* [Request] Determine how many lines of the records include "JSON", and answer with the number alone.

* [Source data]
#####

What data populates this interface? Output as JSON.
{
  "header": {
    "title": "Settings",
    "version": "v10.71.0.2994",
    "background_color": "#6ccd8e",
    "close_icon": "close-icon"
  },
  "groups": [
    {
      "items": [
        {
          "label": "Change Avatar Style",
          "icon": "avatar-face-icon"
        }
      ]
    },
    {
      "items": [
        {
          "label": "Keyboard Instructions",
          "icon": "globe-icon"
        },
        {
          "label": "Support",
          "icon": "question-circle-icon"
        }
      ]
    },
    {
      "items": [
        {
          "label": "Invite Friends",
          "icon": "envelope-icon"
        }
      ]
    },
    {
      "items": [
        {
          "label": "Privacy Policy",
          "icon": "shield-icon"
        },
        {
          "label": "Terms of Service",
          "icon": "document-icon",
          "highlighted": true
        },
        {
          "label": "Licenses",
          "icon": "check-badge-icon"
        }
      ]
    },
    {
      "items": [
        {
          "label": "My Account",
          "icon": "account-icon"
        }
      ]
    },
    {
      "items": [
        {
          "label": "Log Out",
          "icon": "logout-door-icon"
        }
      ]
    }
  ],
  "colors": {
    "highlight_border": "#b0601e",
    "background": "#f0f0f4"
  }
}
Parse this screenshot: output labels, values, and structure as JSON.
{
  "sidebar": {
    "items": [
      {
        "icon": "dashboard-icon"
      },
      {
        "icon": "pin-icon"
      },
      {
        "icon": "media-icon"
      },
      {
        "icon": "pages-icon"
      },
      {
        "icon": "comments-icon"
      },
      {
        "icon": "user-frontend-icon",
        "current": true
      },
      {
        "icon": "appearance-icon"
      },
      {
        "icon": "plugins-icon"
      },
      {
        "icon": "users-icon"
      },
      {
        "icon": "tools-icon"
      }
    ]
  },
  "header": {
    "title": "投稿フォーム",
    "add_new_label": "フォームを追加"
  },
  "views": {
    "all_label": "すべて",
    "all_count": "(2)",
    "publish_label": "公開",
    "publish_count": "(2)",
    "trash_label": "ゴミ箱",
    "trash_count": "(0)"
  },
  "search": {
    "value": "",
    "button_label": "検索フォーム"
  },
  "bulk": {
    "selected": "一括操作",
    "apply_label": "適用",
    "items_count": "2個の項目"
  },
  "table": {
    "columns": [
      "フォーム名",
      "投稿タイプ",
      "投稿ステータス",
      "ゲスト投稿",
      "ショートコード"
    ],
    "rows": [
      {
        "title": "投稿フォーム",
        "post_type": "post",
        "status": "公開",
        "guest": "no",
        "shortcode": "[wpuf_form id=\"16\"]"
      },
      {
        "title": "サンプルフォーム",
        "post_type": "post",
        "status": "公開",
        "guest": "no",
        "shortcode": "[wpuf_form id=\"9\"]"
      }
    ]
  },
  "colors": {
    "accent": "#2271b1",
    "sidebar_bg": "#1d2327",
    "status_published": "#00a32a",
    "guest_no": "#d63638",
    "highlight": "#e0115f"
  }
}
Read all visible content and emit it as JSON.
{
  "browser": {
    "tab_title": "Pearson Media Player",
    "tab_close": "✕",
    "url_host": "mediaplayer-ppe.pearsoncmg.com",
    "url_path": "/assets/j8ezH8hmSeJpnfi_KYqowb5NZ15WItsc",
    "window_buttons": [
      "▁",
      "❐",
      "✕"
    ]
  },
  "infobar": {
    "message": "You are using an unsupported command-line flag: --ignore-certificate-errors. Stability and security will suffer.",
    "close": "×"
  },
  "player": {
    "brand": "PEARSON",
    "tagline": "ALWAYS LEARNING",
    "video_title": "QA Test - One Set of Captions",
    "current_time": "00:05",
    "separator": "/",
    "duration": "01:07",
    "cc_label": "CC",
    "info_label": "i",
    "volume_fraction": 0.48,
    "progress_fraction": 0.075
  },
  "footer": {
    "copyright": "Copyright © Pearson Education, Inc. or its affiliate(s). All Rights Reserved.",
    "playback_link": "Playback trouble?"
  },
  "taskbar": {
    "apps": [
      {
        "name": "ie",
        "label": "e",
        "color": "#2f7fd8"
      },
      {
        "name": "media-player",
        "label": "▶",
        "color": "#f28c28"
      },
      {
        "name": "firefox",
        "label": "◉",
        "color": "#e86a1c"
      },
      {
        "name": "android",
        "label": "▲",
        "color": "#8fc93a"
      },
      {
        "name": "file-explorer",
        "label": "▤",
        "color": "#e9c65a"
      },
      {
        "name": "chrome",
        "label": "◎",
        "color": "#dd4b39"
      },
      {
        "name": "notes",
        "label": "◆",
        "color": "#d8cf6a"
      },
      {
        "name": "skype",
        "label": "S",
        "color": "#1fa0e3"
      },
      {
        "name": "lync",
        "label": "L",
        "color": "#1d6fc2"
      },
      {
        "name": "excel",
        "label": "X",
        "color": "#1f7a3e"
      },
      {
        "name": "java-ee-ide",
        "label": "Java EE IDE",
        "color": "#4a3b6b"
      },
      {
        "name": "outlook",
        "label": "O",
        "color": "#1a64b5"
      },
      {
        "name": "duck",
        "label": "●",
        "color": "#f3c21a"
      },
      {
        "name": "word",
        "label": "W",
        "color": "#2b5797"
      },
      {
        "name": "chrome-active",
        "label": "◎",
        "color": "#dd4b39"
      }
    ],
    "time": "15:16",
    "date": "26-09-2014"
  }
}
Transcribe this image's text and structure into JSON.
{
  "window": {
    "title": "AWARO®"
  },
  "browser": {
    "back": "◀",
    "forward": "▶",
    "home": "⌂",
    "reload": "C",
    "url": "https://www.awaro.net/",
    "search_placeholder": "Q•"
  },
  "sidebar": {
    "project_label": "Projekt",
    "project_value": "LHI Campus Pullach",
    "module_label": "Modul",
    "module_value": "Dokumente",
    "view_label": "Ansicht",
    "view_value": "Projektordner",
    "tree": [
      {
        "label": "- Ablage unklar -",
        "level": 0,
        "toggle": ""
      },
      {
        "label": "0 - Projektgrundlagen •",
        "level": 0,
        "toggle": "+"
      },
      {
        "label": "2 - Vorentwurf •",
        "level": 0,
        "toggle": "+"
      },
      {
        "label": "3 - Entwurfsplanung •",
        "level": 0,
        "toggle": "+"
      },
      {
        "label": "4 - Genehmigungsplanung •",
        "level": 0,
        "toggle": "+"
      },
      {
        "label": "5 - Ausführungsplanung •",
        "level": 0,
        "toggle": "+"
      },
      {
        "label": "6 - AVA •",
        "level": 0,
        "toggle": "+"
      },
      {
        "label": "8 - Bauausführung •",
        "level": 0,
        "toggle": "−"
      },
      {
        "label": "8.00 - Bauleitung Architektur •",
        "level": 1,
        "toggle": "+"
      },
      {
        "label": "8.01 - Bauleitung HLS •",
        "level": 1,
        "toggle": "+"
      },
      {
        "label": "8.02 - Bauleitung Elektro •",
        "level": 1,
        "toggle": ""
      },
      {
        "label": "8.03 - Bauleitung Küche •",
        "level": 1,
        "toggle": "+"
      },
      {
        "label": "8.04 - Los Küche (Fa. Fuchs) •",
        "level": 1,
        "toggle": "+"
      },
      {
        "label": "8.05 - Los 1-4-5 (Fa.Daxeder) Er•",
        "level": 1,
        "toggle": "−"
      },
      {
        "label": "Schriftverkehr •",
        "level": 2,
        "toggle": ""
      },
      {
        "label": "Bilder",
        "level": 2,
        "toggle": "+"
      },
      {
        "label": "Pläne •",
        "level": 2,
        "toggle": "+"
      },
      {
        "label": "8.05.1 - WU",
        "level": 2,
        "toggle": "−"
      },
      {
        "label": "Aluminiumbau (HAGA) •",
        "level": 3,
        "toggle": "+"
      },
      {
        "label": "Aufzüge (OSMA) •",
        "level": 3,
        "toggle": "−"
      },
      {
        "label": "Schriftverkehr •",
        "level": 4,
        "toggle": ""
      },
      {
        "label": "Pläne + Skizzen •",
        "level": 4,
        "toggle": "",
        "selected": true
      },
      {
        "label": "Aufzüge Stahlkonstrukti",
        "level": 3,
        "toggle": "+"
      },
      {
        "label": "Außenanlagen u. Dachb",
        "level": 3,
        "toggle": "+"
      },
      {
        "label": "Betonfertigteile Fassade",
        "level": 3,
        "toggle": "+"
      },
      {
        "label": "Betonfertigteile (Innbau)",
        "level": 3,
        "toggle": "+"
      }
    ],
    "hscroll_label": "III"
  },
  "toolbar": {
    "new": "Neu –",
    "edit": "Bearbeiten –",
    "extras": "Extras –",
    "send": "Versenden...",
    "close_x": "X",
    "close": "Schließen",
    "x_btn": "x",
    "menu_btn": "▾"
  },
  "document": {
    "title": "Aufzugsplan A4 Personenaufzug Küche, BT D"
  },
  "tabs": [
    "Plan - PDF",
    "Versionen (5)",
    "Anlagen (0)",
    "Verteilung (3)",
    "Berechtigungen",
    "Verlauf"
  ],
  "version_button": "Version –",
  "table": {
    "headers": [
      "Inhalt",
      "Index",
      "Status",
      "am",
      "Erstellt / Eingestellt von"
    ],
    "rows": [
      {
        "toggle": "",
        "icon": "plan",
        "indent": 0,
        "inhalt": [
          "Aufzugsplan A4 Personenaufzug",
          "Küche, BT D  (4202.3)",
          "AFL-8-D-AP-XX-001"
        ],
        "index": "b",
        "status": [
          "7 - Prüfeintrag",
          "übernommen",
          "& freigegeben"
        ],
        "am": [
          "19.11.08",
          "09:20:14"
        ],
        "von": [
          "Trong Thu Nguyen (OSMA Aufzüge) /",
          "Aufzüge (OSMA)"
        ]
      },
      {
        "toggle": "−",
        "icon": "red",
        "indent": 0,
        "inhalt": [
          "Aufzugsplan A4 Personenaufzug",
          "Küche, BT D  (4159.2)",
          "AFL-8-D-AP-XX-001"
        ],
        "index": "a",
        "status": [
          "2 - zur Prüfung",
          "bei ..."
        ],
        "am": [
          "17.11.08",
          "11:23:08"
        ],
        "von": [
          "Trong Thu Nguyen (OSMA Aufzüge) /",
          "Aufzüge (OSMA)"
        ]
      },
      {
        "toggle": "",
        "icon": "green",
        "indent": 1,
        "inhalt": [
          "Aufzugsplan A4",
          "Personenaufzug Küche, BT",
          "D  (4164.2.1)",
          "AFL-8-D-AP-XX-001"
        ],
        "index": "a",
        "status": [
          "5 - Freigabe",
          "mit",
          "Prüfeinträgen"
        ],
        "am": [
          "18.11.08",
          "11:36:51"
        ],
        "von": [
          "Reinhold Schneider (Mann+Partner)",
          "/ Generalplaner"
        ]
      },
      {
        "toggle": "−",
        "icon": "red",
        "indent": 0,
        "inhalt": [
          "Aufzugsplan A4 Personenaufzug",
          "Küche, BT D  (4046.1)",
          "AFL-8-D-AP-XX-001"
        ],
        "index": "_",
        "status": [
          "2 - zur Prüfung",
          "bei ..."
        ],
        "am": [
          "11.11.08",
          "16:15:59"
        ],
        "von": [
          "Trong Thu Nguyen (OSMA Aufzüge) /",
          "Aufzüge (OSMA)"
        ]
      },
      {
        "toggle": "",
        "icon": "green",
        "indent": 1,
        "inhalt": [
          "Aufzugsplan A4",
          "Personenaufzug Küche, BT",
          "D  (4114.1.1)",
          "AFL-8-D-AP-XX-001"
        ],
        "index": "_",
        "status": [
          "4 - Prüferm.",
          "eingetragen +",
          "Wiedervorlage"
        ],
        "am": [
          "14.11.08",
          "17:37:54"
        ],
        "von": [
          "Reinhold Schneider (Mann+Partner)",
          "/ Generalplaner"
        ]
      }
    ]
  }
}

#####

* [Solved problem] 4